| What is asked |
Output every line of the material as a JSON list of strings, one string per line, leaving out blank lines.

>> START Records for the task

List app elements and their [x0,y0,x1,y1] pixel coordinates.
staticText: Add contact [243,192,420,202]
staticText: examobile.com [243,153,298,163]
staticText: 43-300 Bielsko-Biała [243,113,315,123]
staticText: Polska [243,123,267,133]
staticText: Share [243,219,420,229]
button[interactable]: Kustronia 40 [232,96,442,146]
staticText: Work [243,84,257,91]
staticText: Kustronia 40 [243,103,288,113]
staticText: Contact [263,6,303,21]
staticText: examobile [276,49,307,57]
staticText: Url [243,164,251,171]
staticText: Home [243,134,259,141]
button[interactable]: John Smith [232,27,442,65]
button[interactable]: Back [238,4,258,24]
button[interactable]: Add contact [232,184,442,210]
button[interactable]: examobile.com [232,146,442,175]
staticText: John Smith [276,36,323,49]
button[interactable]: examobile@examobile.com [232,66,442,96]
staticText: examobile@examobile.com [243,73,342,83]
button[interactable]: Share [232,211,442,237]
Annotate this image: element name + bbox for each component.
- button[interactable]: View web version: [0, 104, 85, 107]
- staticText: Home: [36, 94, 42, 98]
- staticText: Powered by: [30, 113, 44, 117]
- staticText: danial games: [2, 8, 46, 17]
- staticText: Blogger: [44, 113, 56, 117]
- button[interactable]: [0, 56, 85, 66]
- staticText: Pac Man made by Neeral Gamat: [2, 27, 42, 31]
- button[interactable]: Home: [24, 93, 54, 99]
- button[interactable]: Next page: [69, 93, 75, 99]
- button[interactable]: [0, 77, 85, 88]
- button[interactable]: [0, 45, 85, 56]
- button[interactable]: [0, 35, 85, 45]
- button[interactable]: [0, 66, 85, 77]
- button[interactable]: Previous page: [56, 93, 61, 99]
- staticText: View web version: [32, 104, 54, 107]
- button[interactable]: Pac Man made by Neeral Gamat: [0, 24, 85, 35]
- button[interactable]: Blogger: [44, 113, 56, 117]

>> END Records for the task

| Task response |
[
  "List app elements and their [x0,y0,x1,y1] pixel coordinates.",
  "staticText: Add contact [243,192,420,202]",
  "staticText: examobile.com [243,153,298,163]",
  "staticText: 43-300 Bielsko-Biała [243,113,315,123]",
  "staticText: Polska [243,123,267,133]",
  "staticText: Share [243,219,420,229]",
  "button[interactable]: Kustronia 40 [232,96,442,146]",
  "staticText: Work [243,84,257,91]",
  "staticText: Kustronia 40 [243,103,288,113]",
  "staticText: Contact [263,6,303,21]",
  "staticText: examobile [276,49,307,57]",
  "staticText: Url [243,164,251,171]",
  "staticText: Home [243,134,259,141]",
  "button[interactable]: John Smith [232,27,442,65]",
  "button[interactable]: Back [238,4,258,24]",
  "button[interactable]: Add contact [232,184,442,210]",
  "button[interactable]: examobile.com [232,146,442,175]",
  "staticText: John Smith [276,36,323,49]",
  "button[interactable]: examobile@examobile.com [232,66,442,96]",
  "staticText: examobile@examobile.com [243,73,342,83]",
  "button[interactable]: Share [232,211,442,237]",
  "Annotate this image: element name + bbox for each component.",
  "- button[interactable]: View web version: [0, 104, 85, 107]",
  "- staticText: Home: [36, 94, 42, 98]",
  "- staticText: Powered by: [30, 113, 44, 117]",
  "- staticText: danial games: [2, 8, 46, 17]",
  "- staticText: Blogger: [44, 113, 56, 117]",
  "- button[interactable]: [0, 56, 85, 66]",
  "- staticText: Pac Man made by Neeral Gamat: [2, 27, 42, 31]",
  "- button[interactable]: Home: [24, 93, 54, 99]",
  "- button[interactable]: Next page: [69, 93, 75, 99]",
  "- button[interactable]: [0, 77, 85, 88]",
  "- button[interactable]: [0, 45, 85, 56]",
  "- button[interactable]: [0, 35, 85, 45]",
  "- button[interactable]: [0, 66, 85, 77]",
  "- button[interactable]: Previous page: [56, 93, 61, 99]",
  "- staticText: View web version: [32, 104, 54, 107]",
  "- button[interactable]: Pac Man made by Neeral Gamat: [0, 24, 85, 35]",
  "- button[interactable]: Blogger: [44, 113, 56, 117]"
]